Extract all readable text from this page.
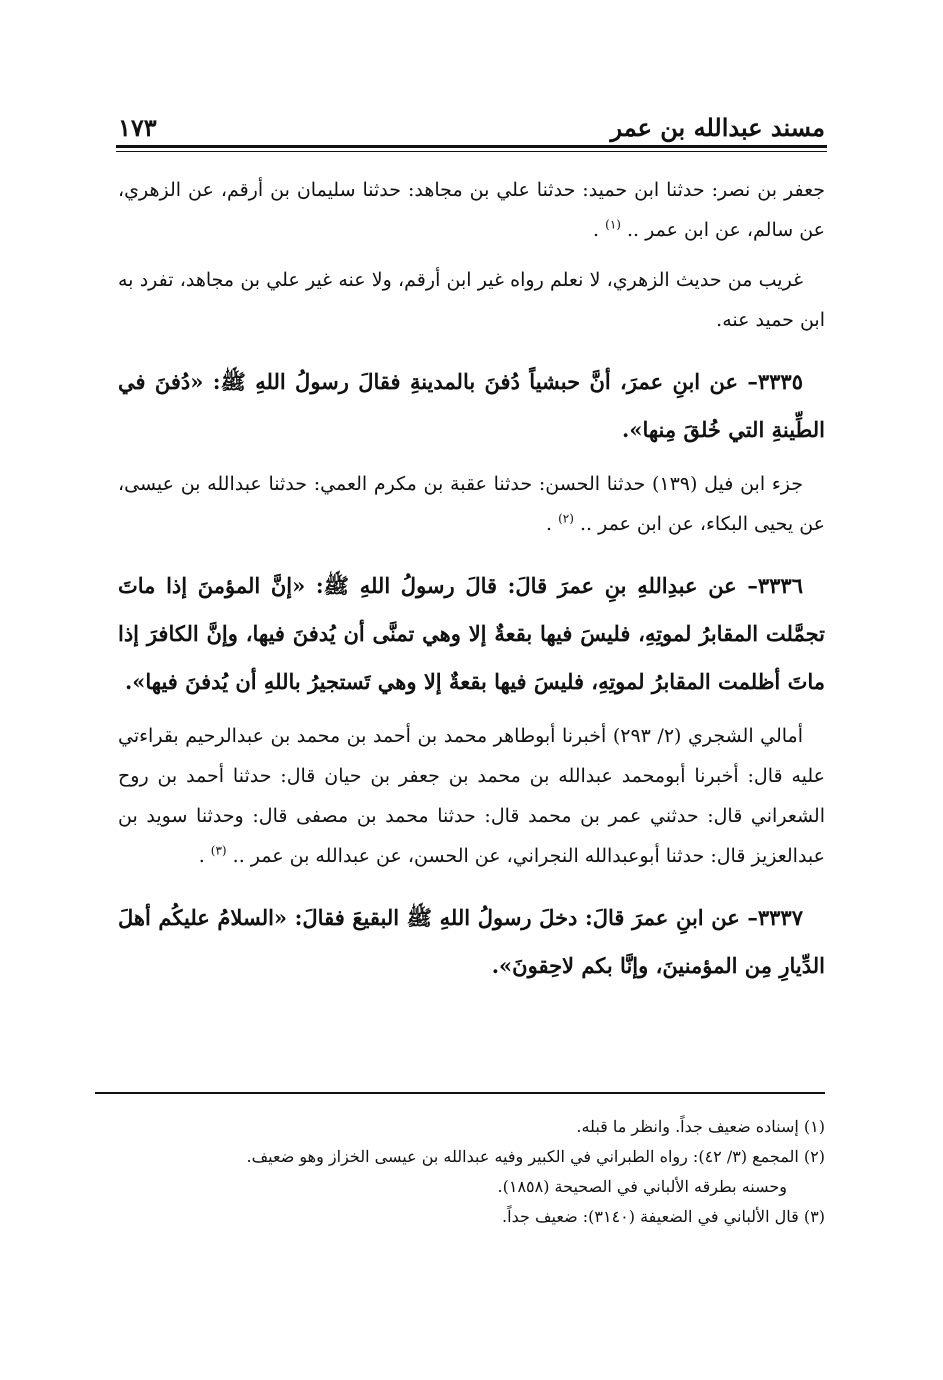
مسند عبدالله بن عمر
١٧٣

جعفر بن نصر: حدثنا ابن حميد: حدثنا علي بن مجاهد: حدثنا سليمان بن أرقم، عن الزهري، عن سالم، عن ابن عمر .. $^{(١)}$ .

غريب من حديث الزهري، لا نعلم رواه غير ابن أرقم، ولا عنه غير علي بن مجاهد، تفرد به ابن حميد عنه.

٣٣٣٥– عن ابنِ عمرَ، أنَّ حبشياً دُفنَ بالمدينةِ فقالَ رسولُ اللهِ ﷺ: «دُفنَ في الطِّينةِ التي خُلقَ مِنها».

جزء ابن فيل (١٣٩) حدثنا الحسن: حدثنا عقبة بن مكرم العمي: حدثنا عبدالله بن عيسى، عن يحيى البكاء، عن ابن عمر .. $^{(٢)}$ .

٣٣٣٦– عن عبدِاللهِ بنِ عمرَ قالَ: قالَ رسولُ اللهِ ﷺ: «إنَّ المؤمنَ إذا ماتَ تجمَّلت المقابرُ لموتِهِ، فليسَ فيها بقعةٌ إلا وهي تمنَّى أن يُدفنَ فيها، وإنَّ الكافرَ إذا ماتَ أظلمت المقابرُ لموتِهِ، فليسَ فيها بقعةٌ إلا وهي تَستجيرُ باللهِ أن يُدفنَ فيها».

أمالي الشجري (٢/ ٢٩٣) أخبرنا أبوطاهر محمد بن أحمد بن محمد بن عبدالرحيم بقراءتي عليه قال: أخبرنا أبومحمد عبدالله بن محمد بن جعفر بن حيان قال: حدثنا أحمد بن روح الشعراني قال: حدثني عمر بن محمد قال: حدثنا محمد بن مصفى قال: وحدثنا سويد بن عبدالعزيز قال: حدثنا أبوعبدالله النجراني، عن الحسن، عن عبدالله بن عمر .. $^{(٣)}$ .

٣٣٣٧– عن ابنِ عمرَ قالَ: دخلَ رسولُ اللهِ ﷺ البقيعَ فقالَ: «السلامُ عليكُم أهلَ الدِّيارِ مِن المؤمنينَ، وإنَّا بكم لاحِقونَ».

(١) إسناده ضعيف جداً. وانظر ما قبله.

(٢) المجمع (٣/ ٤٢): رواه الطبراني في الكبير وفيه عبدالله بن عيسى الخزاز وهو ضعيف.

وحسنه بطرقه الألباني في الصحيحة (١٨٥٨).

(٣) قال الألباني في الضعيفة (٣١٤٠): ضعيف جداً.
--
**Exercise instructions**
Please write out all the data again word for word, but not the pictures.

**Solution below**
Extract all readable text from this page.
مسند عبدالله بن عمر
١٧٣

جعفر بن نصر: حدثنا ابن حميد: حدثنا علي بن مجاهد: حدثنا سليمان بن أرقم، عن الزهري، عن سالم، عن ابن عمر .. $^{(١)}$ .

غريب من حديث الزهري، لا نعلم رواه غير ابن أرقم، ولا عنه غير علي بن مجاهد، تفرد به ابن حميد عنه.

٣٣٣٥– عن ابنِ عمرَ، أنَّ حبشياً دُفنَ بالمدينةِ فقالَ رسولُ اللهِ ﷺ: «دُفنَ في الطِّينةِ التي خُلقَ مِنها».

جزء ابن فيل (١٣٩) حدثنا الحسن: حدثنا عقبة بن مكرم العمي: حدثنا عبدالله بن عيسى، عن يحيى البكاء، عن ابن عمر .. $^{(٢)}$ .

٣٣٣٦– عن عبدِاللهِ بنِ عمرَ قالَ: قالَ رسولُ اللهِ ﷺ: «إنَّ المؤمنَ إذا ماتَ تجمَّلت المقابرُ لموتِهِ، فليسَ فيها بقعةٌ إلا وهي تمنَّى أن يُدفنَ فيها، وإنَّ الكافرَ إذا ماتَ أظلمت المقابرُ لموتِهِ، فليسَ فيها بقعةٌ إلا وهي تَستجيرُ باللهِ أن يُدفنَ فيها».

أمالي الشجري (٢/ ٢٩٣) أخبرنا أبوطاهر محمد بن أحمد بن محمد بن عبدالرحيم بقراءتي عليه قال: أخبرنا أبومحمد عبدالله بن محمد بن جعفر بن حيان قال: حدثنا أحمد بن روح الشعراني قال: حدثني عمر بن محمد قال: حدثنا محمد بن مصفى قال: وحدثنا سويد بن عبدالعزيز قال: حدثنا أبوعبدالله النجراني، عن الحسن، عن عبدالله بن عمر .. $^{(٣)}$ .

٣٣٣٧– عن ابنِ عمرَ قالَ: دخلَ رسولُ اللهِ ﷺ البقيعَ فقالَ: «السلامُ عليكُم أهلَ الدِّيارِ مِن المؤمنينَ، وإنَّا بكم لاحِقونَ».

(١) إسناده ضعيف جداً. وانظر ما قبله.

(٢) المجمع (٣/ ٤٢): رواه الطبراني في الكبير وفيه عبدالله بن عيسى الخزاز وهو ضعيف.

وحسنه بطرقه الألباني في الصحيحة (١٨٥٨).

(٣) قال الألباني في الضعيفة (٣١٤٠): ضعيف جداً.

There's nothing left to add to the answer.